▶ _Information shown_:
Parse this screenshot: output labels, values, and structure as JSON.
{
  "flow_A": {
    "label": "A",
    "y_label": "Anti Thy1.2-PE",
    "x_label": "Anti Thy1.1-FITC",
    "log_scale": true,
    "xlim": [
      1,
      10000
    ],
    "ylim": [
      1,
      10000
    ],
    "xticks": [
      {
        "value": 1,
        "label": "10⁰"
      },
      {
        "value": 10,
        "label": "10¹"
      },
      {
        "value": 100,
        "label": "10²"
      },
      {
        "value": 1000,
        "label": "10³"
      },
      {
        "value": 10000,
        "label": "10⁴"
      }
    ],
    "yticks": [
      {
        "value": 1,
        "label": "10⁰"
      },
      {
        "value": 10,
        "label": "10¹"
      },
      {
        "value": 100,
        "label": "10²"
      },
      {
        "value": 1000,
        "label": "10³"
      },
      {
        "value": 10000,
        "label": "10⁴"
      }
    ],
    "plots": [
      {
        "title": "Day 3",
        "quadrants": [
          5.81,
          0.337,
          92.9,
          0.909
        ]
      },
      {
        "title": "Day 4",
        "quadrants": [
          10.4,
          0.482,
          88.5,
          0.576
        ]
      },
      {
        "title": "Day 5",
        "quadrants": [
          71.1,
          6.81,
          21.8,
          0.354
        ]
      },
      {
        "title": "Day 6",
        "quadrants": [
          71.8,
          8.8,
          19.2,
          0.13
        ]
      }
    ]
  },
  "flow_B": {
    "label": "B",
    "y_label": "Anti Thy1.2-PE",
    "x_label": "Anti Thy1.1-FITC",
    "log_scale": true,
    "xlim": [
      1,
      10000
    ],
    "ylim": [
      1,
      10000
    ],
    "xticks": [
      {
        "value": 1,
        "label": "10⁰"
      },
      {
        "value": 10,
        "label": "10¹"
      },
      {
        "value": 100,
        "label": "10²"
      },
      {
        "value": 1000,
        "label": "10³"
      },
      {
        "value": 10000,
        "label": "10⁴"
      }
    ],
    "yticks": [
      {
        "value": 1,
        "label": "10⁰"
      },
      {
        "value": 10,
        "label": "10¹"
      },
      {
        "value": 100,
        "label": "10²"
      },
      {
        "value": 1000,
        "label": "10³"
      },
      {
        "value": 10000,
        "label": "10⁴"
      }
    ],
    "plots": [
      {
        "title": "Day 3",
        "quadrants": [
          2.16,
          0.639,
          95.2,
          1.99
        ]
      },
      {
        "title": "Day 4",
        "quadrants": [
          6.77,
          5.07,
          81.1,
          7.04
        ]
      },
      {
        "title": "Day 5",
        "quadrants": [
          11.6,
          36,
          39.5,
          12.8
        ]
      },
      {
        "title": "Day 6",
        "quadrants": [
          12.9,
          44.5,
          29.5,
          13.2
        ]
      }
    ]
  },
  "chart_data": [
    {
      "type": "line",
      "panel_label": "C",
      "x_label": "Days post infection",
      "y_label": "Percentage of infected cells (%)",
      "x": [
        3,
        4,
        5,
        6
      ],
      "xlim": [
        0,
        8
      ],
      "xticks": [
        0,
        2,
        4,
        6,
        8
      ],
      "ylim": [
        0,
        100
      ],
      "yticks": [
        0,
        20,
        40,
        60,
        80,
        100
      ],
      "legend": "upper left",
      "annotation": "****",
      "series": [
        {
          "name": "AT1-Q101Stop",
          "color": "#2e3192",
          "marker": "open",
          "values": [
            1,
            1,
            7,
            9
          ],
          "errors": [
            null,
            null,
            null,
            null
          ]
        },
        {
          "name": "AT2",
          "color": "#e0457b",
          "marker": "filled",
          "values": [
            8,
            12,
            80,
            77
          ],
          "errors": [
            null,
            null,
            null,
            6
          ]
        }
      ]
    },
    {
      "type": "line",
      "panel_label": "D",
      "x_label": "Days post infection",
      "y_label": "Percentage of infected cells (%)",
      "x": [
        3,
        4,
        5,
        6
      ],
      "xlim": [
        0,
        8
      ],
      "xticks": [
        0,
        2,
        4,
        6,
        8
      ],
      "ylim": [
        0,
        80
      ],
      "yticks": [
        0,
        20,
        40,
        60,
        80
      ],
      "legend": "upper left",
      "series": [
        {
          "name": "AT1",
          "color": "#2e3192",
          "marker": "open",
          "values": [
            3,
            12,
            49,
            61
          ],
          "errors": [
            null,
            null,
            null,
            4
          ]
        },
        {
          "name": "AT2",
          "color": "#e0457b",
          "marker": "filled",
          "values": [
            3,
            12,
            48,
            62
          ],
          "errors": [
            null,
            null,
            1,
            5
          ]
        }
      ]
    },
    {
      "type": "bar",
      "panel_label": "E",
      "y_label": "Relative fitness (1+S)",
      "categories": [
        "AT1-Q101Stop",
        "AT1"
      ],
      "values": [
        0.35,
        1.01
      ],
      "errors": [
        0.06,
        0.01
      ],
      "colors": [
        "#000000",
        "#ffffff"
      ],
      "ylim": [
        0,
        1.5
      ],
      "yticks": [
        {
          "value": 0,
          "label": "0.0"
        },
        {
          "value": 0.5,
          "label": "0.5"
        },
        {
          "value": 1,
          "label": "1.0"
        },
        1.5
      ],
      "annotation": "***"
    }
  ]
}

▶ _What you need to do_: Copy every record above exactly as it stands.

▶ _Result_:
Parse this screenshot: output labels, values, and structure as JSON.
{
  "flow_A": {
    "label": "A",
    "y_label": "Anti Thy1.2-PE",
    "x_label": "Anti Thy1.1-FITC",
    "log_scale": true,
    "xlim": [
      1,
      10000
    ],
    "ylim": [
      1,
      10000
    ],
    "xticks": [
      {
        "value": 1,
        "label": "10⁰"
      },
      {
        "value": 10,
        "label": "10¹"
      },
      {
        "value": 100,
        "label": "10²"
      },
      {
        "value": 1000,
        "label": "10³"
      },
      {
        "value": 10000,
        "label": "10⁴"
      }
    ],
    "yticks": [
      {
        "value": 1,
        "label": "10⁰"
      },
      {
        "value": 10,
        "label": "10¹"
      },
      {
        "value": 100,
        "label": "10²"
      },
      {
        "value": 1000,
        "label": "10³"
      },
      {
        "value": 10000,
        "label": "10⁴"
      }
    ],
    "plots": [
      {
        "title": "Day 3",
        "quadrants": [
          5.81,
          0.337,
          92.9,
          0.909
        ]
      },
      {
        "title": "Day 4",
        "quadrants": [
          10.4,
          0.482,
          88.5,
          0.576
        ]
      },
      {
        "title": "Day 5",
        "quadrants": [
          71.1,
          6.81,
          21.8,
          0.354
        ]
      },
      {
        "title": "Day 6",
        "quadrants": [
          71.8,
          8.8,
          19.2,
          0.13
        ]
      }
    ]
  },
  "flow_B": {
    "label": "B",
    "y_label": "Anti Thy1.2-PE",
    "x_label": "Anti Thy1.1-FITC",
    "log_scale": true,
    "xlim": [
      1,
      10000
    ],
    "ylim": [
      1,
      10000
    ],
    "xticks": [
      {
        "value": 1,
        "label": "10⁰"
      },
      {
        "value": 10,
        "label": "10¹"
      },
      {
        "value": 100,
        "label": "10²"
      },
      {
        "value": 1000,
        "label": "10³"
      },
      {
        "value": 10000,
        "label": "10⁴"
      }
    ],
    "yticks": [
      {
        "value": 1,
        "label": "10⁰"
      },
      {
        "value": 10,
        "label": "10¹"
      },
      {
        "value": 100,
        "label": "10²"
      },
      {
        "value": 1000,
        "label": "10³"
      },
      {
        "value": 10000,
        "label": "10⁴"
      }
    ],
    "plots": [
      {
        "title": "Day 3",
        "quadrants": [
          2.16,
          0.639,
          95.2,
          1.99
        ]
      },
      {
        "title": "Day 4",
        "quadrants": [
          6.77,
          5.07,
          81.1,
          7.04
        ]
      },
      {
        "title": "Day 5",
        "quadrants": [
          11.6,
          36,
          39.5,
          12.8
        ]
      },
      {
        "title": "Day 6",
        "quadrants": [
          12.9,
          44.5,
          29.5,
          13.2
        ]
      }
    ]
  },
  "chart_data": [
    {
      "type": "line",
      "panel_label": "C",
      "x_label": "Days post infection",
      "y_label": "Percentage of infected cells (%)",
      "x": [
        3,
        4,
        5,
        6
      ],
      "xlim": [
        0,
        8
      ],
      "xticks": [
        0,
        2,
        4,
        6,
        8
      ],
      "ylim": [
        0,
        100
      ],
      "yticks": [
        0,
        20,
        40,
        60,
        80,
        100
      ],
      "legend": "upper left",
      "annotation": "****",
      "series": [
        {
          "name": "AT1-Q101Stop",
          "color": "#2e3192",
          "marker": "open",
          "values": [
            1,
            1,
            7,
            9
          ],
          "errors": [
            null,
            null,
            null,
            null
          ]
        },
        {
          "name": "AT2",
          "color": "#e0457b",
          "marker": "filled",
          "values": [
            8,
            12,
            80,
            77
          ],
          "errors": [
            null,
            null,
            null,
            6
          ]
        }
      ]
    },
    {
      "type": "line",
      "panel_label": "D",
      "x_label": "Days post infection",
      "y_label": "Percentage of infected cells (%)",
      "x": [
        3,
        4,
        5,
        6
      ],
      "xlim": [
        0,
        8
      ],
      "xticks": [
        0,
        2,
        4,
        6,
        8
      ],
      "ylim": [
        0,
        80
      ],
      "yticks": [
        0,
        20,
        40,
        60,
        80
      ],
      "legend": "upper left",
      "series": [
        {
          "name": "AT1",
          "color": "#2e3192",
          "marker": "open",
          "values": [
            3,
            12,
            49,
            61
          ],
          "errors": [
            null,
            null,
            null,
            4
          ]
        },
        {
          "name": "AT2",
          "color": "#e0457b",
          "marker": "filled",
          "values": [
            3,
            12,
            48,
            62
          ],
          "errors": [
            null,
            null,
            1,
            5
          ]
        }
      ]
    },
    {
      "type": "bar",
      "panel_label": "E",
      "y_label": "Relative fitness (1+S)",
      "categories": [
        "AT1-Q101Stop",
        "AT1"
      ],
      "values": [
        0.35,
        1.01
      ],
      "errors": [
        0.06,
        0.01
      ],
      "colors": [
        "#000000",
        "#ffffff"
      ],
      "ylim": [
        0,
        1.5
      ],
      "yticks": [
        {
          "value": 0,
          "label": "0.0"
        },
        {
          "value": 0.5,
          "label": "0.5"
        },
        {
          "value": 1,
          "label": "1.0"
        },
        1.5
      ],
      "annotation": "***"
    }
  ]
}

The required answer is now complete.